[start Reading passage]

Kick up your tailgate dish with a little bit of "shine"
Credit: Cyndy Cass

KNOXVILLE, Tenn. — Kickin' Buffalo Chicken Dip


2 (8-ounce) packages cream cheese, room temperature

1⁄4 cup hot sauce (I like Tabasco.)

1⁄2 cup buffalo sauce of your choice

1⁄2 cup ranch dressing of your choice

2 tablespoons Ole Smoky White Lightnin' Moonshine

2 cups shredded cooked chicken (I use rotisserie.)

[end Reading passage]

Problems to solve:
1. Render the headline of the buffalo chicken dip recipe in Spanish: "Kick up your tailgate dish with a little bit of 'shine'".
2. Carry on the buffalo chicken dip recipe after its last ingredient line, supplying any remaining ingredients and the preparation steps.

[start Data extract]

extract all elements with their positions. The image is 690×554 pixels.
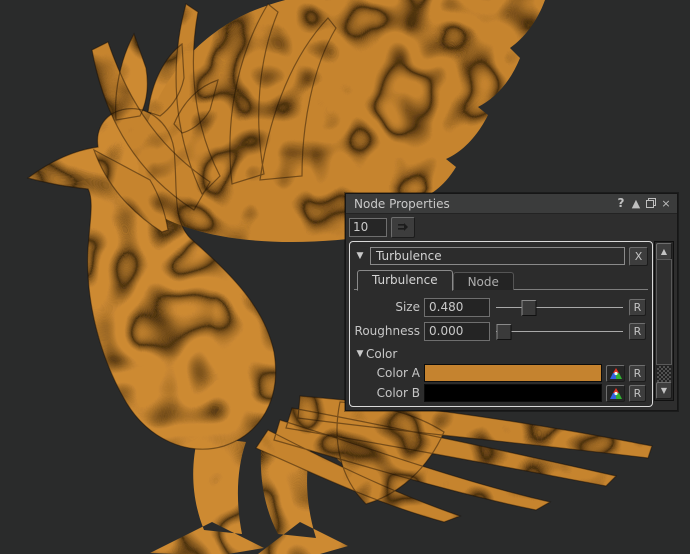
color-a-label: Color A — [354, 366, 420, 380]
color-a-reset-button[interactable]: R — [629, 365, 646, 382]
color-b-reset-button[interactable]: R — [629, 385, 646, 402]
color-b-row: Color B R — [354, 383, 646, 403]
assign-button[interactable] — [391, 217, 415, 238]
remove-node-button[interactable]: X — [629, 247, 648, 266]
node-properties-window: Node Properties ? ▲ × ▼ Turbulence X Tur… — [345, 193, 678, 411]
shade-icon[interactable]: ▲ — [630, 198, 642, 209]
rgb-triangle-icon — [610, 368, 622, 379]
size-slider[interactable] — [496, 299, 623, 316]
roughness-slider-handle[interactable] — [496, 324, 511, 340]
roughness-slider-track — [496, 331, 623, 332]
node-name-field[interactable]: Turbulence — [370, 247, 625, 265]
roughness-row: Roughness 0.000 R — [354, 319, 646, 343]
color-b-picker-button[interactable] — [606, 385, 625, 402]
node-tabs: Turbulence Node — [354, 270, 648, 290]
window-toolbar — [346, 214, 677, 240]
scrollbar-thumb[interactable] — [656, 259, 672, 365]
node-collapse-icon[interactable]: ▼ — [354, 251, 366, 261]
roughness-slider[interactable] — [496, 323, 623, 340]
size-slider-handle[interactable] — [522, 300, 537, 316]
scrollbar-track-dither[interactable] — [657, 366, 671, 383]
node-panel: ▼ Turbulence X Turbulence Node Size 0.48… — [349, 241, 653, 407]
close-icon[interactable]: × — [660, 198, 672, 209]
window-title: Node Properties — [351, 197, 615, 211]
window-titlebar[interactable]: Node Properties ? ▲ × — [346, 194, 677, 214]
size-reset-button[interactable]: R — [629, 299, 646, 316]
vertical-scrollbar[interactable]: ▲ ▼ — [654, 241, 674, 401]
titlebar-icons: ? ▲ × — [615, 198, 672, 210]
node-count-input[interactable] — [349, 218, 387, 237]
rgb-triangle-icon — [610, 388, 622, 399]
scroll-up-button[interactable]: ▲ — [656, 243, 672, 260]
scroll-down-button[interactable]: ▼ — [656, 382, 672, 399]
roughness-value-field[interactable]: 0.000 — [424, 322, 490, 341]
color-a-picker-button[interactable] — [606, 365, 625, 382]
size-row: Size 0.480 R — [354, 295, 646, 319]
node-header-row: ▼ Turbulence X — [354, 246, 648, 266]
help-icon[interactable]: ? — [615, 198, 627, 209]
size-label: Size — [354, 300, 420, 314]
size-slider-track — [496, 307, 623, 308]
tab-node[interactable]: Node — [453, 272, 514, 290]
color-b-swatch[interactable] — [424, 384, 602, 402]
color-b-label: Color B — [354, 386, 420, 400]
color-a-row: Color A R — [354, 363, 646, 383]
color-section-header: ▼ Color — [354, 345, 646, 363]
restore-icon[interactable] — [645, 198, 657, 210]
color-a-swatch[interactable] — [424, 364, 602, 382]
size-value-field[interactable]: 0.480 — [424, 298, 490, 317]
turbulence-settings: Size 0.480 R Roughness 0.000 R ▼ C — [354, 290, 648, 403]
roughness-reset-button[interactable]: R — [629, 323, 646, 340]
tab-turbulence[interactable]: Turbulence — [357, 270, 453, 291]
assign-icon — [397, 222, 409, 232]
color-collapse-icon[interactable]: ▼ — [354, 349, 366, 359]
color-section-title: Color — [366, 347, 397, 361]
roughness-label: Roughness — [354, 324, 420, 338]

[end Data extract]

Responses to the tasks:
1. Dale más sabor a tu plato para el tailgate con un poquito de "shine"

2.
2 cups shredded sharp cheddar cheese

1⁄2 teaspoon salt

1⁄2 teaspoon freshly ground black pepper

1 cup blue cheese crumbles

2 tablespoons chives, finely chopped

Celery sticks, corn chips, or slices of French bread, for serving


Preheat the oven to 350°F. Combine all the dip ingredients except the blue cheese crumbles and chives in a large bowl and mix well. Put in a rectangular 9 by 13-inch baking dish and bake, covered with aluminum foil, for 20 minutes, or until hot and bubbly.

Uncover, add the blue cheese crumbles, and broil for 5 minutes. Sprinkle with chives and serve with celery sticks, corn chips, or French bread.